Write the material out again exactly as it stands.

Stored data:
begin

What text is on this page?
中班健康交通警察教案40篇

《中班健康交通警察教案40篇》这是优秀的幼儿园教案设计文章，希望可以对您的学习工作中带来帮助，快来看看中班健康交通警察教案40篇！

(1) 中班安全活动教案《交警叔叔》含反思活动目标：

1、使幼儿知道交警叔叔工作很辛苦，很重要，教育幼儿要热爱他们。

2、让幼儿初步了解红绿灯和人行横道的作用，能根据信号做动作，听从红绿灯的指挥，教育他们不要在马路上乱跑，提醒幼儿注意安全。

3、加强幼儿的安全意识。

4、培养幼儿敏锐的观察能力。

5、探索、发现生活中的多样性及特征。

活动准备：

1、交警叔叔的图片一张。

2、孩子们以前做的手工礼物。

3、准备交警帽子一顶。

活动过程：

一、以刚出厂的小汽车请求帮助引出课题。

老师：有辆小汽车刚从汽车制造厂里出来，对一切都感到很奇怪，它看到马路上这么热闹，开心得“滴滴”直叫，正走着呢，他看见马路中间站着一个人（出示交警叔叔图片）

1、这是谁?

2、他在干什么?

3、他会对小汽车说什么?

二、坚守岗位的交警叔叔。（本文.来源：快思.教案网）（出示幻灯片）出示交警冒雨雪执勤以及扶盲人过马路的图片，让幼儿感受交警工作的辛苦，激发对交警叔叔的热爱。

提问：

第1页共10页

end

■ RESPONSE BELOW
What text is on this page?
中班健康交通警察教案40篇

《中班健康交通警察教案40篇》这是优秀的幼儿园教案设计文章，希望可以对您的学习工作中带来帮助，快来看看中班健康交通警察教案40篇！

(1) 中班安全活动教案《交警叔叔》含反思活动目标：

1、使幼儿知道交警叔叔工作很辛苦，很重要，教育幼儿要热爱他们。

2、让幼儿初步了解红绿灯和人行横道的作用，能根据信号做动作，听从红绿灯的指挥，教育他们不要在马路上乱跑，提醒幼儿注意安全。

3、加强幼儿的安全意识。

4、培养幼儿敏锐的观察能力。

5、探索、发现生活中的多样性及特征。

活动准备：

1、交警叔叔的图片一张。

2、孩子们以前做的手工礼物。

3、准备交警帽子一顶。

活动过程：

一、以刚出厂的小汽车请求帮助引出课题。

老师：有辆小汽车刚从汽车制造厂里出来，对一切都感到很奇怪，它看到马路上这么热闹，开心得“滴滴”直叫，正走着呢，他看见马路中间站着一个人（出示交警叔叔图片）

1、这是谁?

2、他在干什么?

3、他会对小汽车说什么?

二、坚守岗位的交警叔叔。（本文.来源：快思.教案网）（出示幻灯片）出示交警冒雨雪执勤以及扶盲人过马路的图片，让幼儿感受交警工作的辛苦，激发对交警叔叔的热爱。

提问：

第1页共10页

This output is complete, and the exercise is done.